* _Reading passage_
Medical imaging equipment just continues to get better and better… much of it lasting longer and longer. This has been a benefit for hospitals riding out the economic downturn of 2008, as there wasn’t the capital available to replace equipment on the prior schedule. Older equipment and used equipment isn’t necessarily bad, and it can reduce first costs (though I argue that operational efficiencies should always be a higher priority than first costs), but it does necessarily limit the features and functions that are available to the hospital.

 

As an example, I have a first generation iPad. It still works… there is nothing physically wrong with it. But it cannot accept the latest system software updates, which means that it can’t accept new programmes that depend on the newer system software. I can still check my email, browse the web, or download music, but I can’t take advantage of applications that have been released in the last few years. Older CTs and MRI s are quite similar in this respect… they may work equally well as when they were first released, but they will likely never compete with newer equipment in terms of the range of functionality that they can support.

 

Physical Screening and Changing Areas

 

Screening and changing areas are also essential parts of this emphasis on efficiency and throughput, along with patient sub-waiting areas. These are also elements that are not typically portrayed in manufacturers’ equipment siting prototypes, and therefore don’t get appropriate consideration when designs begin with vendor templates.

* _Required work_
Set down the stretch of the medical imaging text from "Physical Screening and" through "with vendor templates." word for word.

* _Dataset entries_

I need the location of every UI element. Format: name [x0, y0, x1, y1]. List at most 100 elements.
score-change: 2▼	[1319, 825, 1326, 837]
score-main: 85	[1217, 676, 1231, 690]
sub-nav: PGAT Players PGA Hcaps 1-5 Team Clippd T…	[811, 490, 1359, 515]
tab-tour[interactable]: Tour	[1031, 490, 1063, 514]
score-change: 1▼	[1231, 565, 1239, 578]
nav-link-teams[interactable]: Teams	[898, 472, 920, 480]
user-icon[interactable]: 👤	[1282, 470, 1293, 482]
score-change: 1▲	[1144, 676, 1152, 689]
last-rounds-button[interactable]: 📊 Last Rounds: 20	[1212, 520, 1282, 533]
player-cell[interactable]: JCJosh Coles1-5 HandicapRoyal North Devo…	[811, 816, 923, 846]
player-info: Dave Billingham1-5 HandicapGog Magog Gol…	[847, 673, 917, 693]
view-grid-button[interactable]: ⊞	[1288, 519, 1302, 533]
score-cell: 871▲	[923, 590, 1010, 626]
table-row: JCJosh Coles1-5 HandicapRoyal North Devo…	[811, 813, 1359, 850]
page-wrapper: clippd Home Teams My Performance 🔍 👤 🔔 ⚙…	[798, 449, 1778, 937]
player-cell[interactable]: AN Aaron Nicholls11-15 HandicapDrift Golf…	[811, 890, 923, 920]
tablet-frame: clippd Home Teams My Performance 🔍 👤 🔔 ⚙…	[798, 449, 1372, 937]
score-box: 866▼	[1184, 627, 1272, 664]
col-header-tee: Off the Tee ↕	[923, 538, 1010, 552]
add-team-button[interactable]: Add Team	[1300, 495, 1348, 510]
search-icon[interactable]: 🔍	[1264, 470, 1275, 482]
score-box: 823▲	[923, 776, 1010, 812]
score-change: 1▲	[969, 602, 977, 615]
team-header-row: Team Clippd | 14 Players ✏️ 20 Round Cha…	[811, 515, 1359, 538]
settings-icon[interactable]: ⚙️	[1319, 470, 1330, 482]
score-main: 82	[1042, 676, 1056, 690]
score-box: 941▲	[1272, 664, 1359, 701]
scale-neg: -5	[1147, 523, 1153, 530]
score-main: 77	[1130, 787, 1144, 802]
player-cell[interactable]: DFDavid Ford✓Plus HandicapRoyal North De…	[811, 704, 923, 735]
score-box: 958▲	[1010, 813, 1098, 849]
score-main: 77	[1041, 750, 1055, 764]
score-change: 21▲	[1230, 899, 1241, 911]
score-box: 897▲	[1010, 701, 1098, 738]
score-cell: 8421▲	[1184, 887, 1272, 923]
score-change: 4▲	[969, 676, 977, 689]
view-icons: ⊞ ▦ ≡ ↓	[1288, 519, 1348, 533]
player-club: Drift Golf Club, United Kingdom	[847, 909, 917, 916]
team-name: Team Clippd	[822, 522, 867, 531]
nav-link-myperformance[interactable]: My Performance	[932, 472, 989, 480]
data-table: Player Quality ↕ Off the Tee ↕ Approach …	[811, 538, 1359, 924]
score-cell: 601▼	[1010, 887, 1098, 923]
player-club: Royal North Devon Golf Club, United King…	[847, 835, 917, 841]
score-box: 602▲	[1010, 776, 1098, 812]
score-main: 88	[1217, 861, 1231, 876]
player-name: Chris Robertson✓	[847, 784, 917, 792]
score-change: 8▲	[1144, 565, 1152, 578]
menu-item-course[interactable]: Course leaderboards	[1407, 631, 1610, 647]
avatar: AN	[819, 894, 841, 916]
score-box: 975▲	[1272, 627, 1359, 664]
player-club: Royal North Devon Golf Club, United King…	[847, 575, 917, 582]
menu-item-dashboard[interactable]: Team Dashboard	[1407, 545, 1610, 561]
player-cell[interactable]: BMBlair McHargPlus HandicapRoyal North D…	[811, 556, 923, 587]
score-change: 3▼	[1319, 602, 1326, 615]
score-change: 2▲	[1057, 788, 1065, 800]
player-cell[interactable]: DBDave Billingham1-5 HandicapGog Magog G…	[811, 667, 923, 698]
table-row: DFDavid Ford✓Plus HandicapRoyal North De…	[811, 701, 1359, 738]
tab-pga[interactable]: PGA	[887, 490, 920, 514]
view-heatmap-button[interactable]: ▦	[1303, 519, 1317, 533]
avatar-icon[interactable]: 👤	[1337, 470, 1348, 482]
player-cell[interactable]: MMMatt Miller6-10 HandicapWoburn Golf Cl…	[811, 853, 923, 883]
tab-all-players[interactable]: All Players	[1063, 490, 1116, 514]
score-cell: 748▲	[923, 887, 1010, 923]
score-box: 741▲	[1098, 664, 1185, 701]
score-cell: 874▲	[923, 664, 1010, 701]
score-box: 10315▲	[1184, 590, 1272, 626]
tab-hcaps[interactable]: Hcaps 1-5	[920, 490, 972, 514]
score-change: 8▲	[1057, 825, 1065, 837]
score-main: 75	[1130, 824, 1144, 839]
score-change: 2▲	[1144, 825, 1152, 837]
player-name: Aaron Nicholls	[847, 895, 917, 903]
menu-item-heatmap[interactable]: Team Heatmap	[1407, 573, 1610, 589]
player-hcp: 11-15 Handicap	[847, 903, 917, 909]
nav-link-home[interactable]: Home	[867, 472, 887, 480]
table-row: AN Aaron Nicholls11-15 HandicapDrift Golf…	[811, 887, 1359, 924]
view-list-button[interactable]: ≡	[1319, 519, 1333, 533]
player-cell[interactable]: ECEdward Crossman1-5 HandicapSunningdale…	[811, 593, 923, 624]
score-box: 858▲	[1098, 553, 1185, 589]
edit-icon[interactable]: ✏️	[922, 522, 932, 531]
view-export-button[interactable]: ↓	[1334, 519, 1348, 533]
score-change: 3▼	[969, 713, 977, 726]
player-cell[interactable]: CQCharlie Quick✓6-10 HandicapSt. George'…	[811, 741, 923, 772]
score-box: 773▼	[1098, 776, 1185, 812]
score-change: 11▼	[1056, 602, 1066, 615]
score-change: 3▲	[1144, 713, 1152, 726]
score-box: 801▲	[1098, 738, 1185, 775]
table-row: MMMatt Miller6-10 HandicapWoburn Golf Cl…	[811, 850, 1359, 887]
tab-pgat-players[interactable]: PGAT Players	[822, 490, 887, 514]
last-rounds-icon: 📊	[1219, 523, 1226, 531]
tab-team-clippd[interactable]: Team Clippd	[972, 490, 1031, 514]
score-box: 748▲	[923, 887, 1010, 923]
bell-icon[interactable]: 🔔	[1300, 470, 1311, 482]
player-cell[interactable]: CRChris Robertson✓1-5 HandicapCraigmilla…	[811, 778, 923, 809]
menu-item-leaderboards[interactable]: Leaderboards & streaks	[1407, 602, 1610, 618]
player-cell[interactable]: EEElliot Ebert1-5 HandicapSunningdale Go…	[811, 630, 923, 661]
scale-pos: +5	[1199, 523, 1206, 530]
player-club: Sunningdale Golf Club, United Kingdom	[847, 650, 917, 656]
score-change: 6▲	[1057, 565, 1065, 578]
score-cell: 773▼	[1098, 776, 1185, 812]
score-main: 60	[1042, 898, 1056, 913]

* _Written solution_
Physical Screening and Changing Areas

 

Screening and changing areas are also essential parts of this emphasis on efficiency and throughput, along with patient sub-waiting areas. These are also elements that are not typically portrayed in manufacturers’ equipment siting prototypes, and therefore don’t get appropriate consideration when designs begin with vendor templates.